▸ What you need to do
Every record below should be written out exactly; pictures stay out.

--- Supplied data ---

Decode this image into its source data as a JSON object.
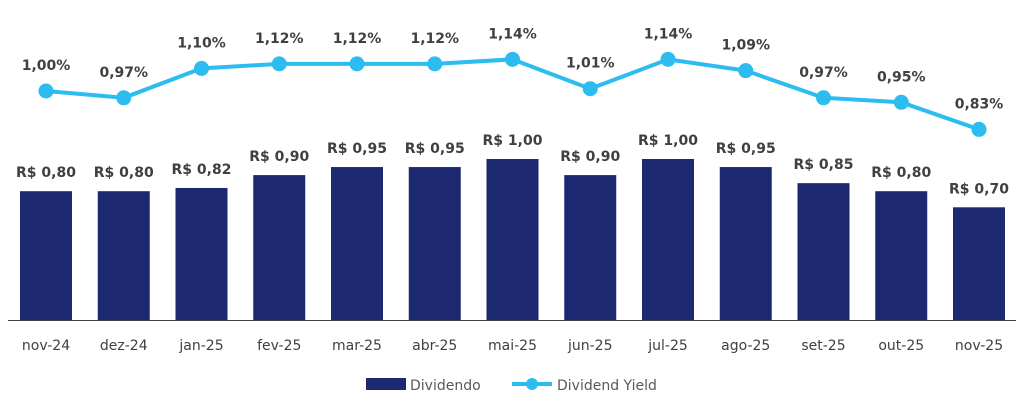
{
  "chart_data": {
    "type": "bar+line",
    "categories": [
      "nov-24",
      "dez-24",
      "jan-25",
      "fev-25",
      "mar-25",
      "abr-25",
      "mai-25",
      "jun-25",
      "jul-25",
      "ago-25",
      "set-25",
      "out-25",
      "nov-25"
    ],
    "series": [
      {
        "name": "Dividendo",
        "type": "bar",
        "values": [
          0.8,
          0.8,
          0.82,
          0.9,
          0.95,
          0.95,
          1.0,
          0.9,
          1.0,
          0.95,
          0.85,
          0.8,
          0.7
        ],
        "labels": [
          "R$ 0,80",
          "R$ 0,80",
          "R$ 0,82",
          "R$ 0,90",
          "R$ 0,95",
          "R$ 0,95",
          "R$ 1,00",
          "R$ 0,90",
          "R$ 1,00",
          "R$ 0,95",
          "R$ 0,85",
          "R$ 0,80",
          "R$ 0,70"
        ]
      },
      {
        "name": "Dividend Yield",
        "type": "line",
        "values": [
          1.0,
          0.97,
          1.1,
          1.12,
          1.12,
          1.12,
          1.14,
          1.01,
          1.14,
          1.09,
          0.97,
          0.95,
          0.83
        ],
        "labels": [
          "1,00%",
          "0,97%",
          "1,10%",
          "1,12%",
          "1,12%",
          "1,12%",
          "1,14%",
          "1,01%",
          "1,14%",
          "1,09%",
          "0,97%",
          "0,95%",
          "0,83%"
        ]
      }
    ],
    "legend_position": "bottom",
    "grid": false,
    "colors": {
      "bar": "#1c2870",
      "line": "#2cbcf0"
    }
  }
}
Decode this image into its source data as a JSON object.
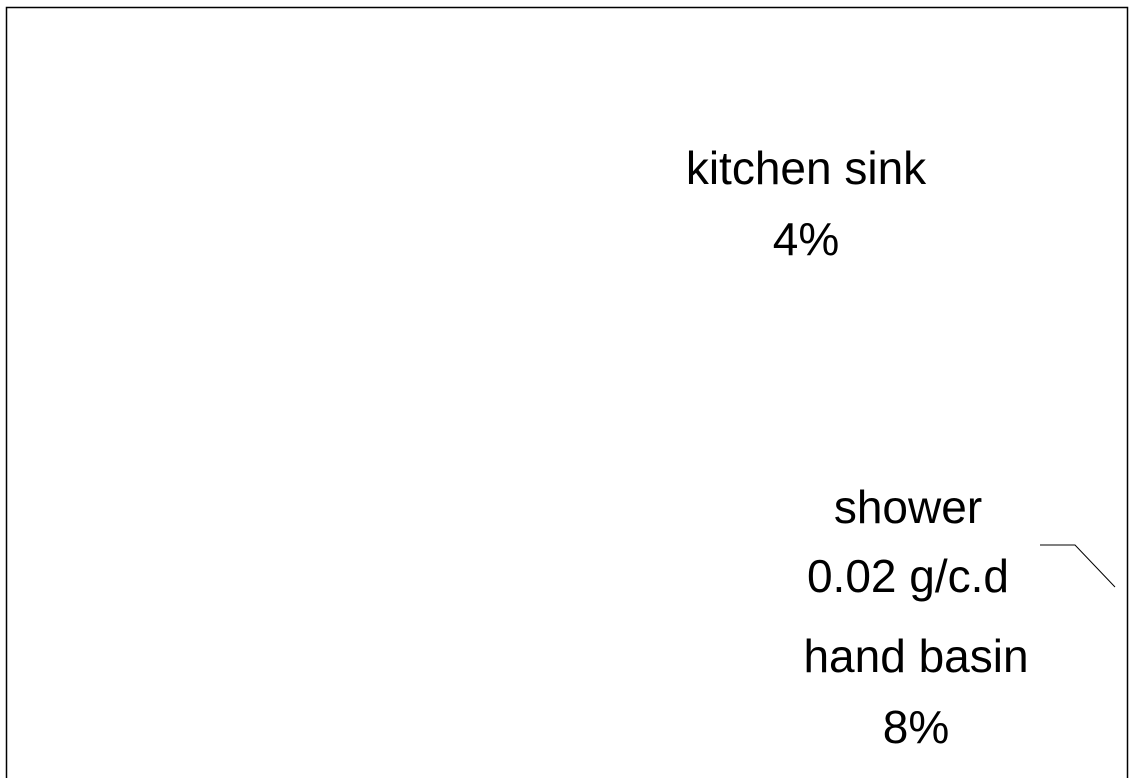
{
  "labels": [
    {
      "name": "kitchen sink",
      "value": "4%"
    },
    {
      "name": "shower",
      "value": "0.02 g/c.d"
    },
    {
      "name": "hand basin",
      "value": "8%"
    }
  ]
}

---

▸ Task answer
Decode this image into its source data as a JSON object.
{
  "chart_data": {
    "type": "bar+line",
    "categories": [
      "nov-24",
      "dez-24",
      "jan-25",
      "fev-25",
      "mar-25",
      "abr-25",
      "mai-25",
      "jun-25",
      "jul-25",
      "ago-25",
      "set-25",
      "out-25",
      "nov-25"
    ],
    "series": [
      {
        "name": "Dividendo",
        "type": "bar",
        "values": [
          0.8,
          0.8,
          0.82,
          0.9,
          0.95,
          0.95,
          1.0,
          0.9,
          1.0,
          0.95,
          0.85,
          0.8,
          0.7
        ],
        "labels": [
          "R$ 0,80",
          "R$ 0,80",
          "R$ 0,82",
          "R$ 0,90",
          "R$ 0,95",
          "R$ 0,95",
          "R$ 1,00",
          "R$ 0,90",
          "R$ 1,00",
          "R$ 0,95",
          "R$ 0,85",
          "R$ 0,80",
          "R$ 0,70"
        ]
      },
      {
        "name": "Dividend Yield",
        "type": "line",
        "values": [
          1.0,
          0.97,
          1.1,
          1.12,
          1.12,
          1.12,
          1.14,
          1.01,
          1.14,
          1.09,
          0.97,
          0.95,
          0.83
        ],
        "labels": [
          "1,00%",
          "0,97%",
          "1,10%",
          "1,12%",
          "1,12%",
          "1,12%",
          "1,14%",
          "1,01%",
          "1,14%",
          "1,09%",
          "0,97%",
          "0,95%",
          "0,83%"
        ]
      }
    ],
    "legend_position": "bottom",
    "grid": false,
    "colors": {
      "bar": "#1c2870",
      "line": "#2cbcf0"
    }
  }
}
Decode this image into its source data as a JSON object.
{
  "labels": [
    {
      "name": "kitchen sink",
      "value": "4%"
    },
    {
      "name": "shower",
      "value": "0.02 g/c.d"
    },
    {
      "name": "hand basin",
      "value": "8%"
    }
  ]
}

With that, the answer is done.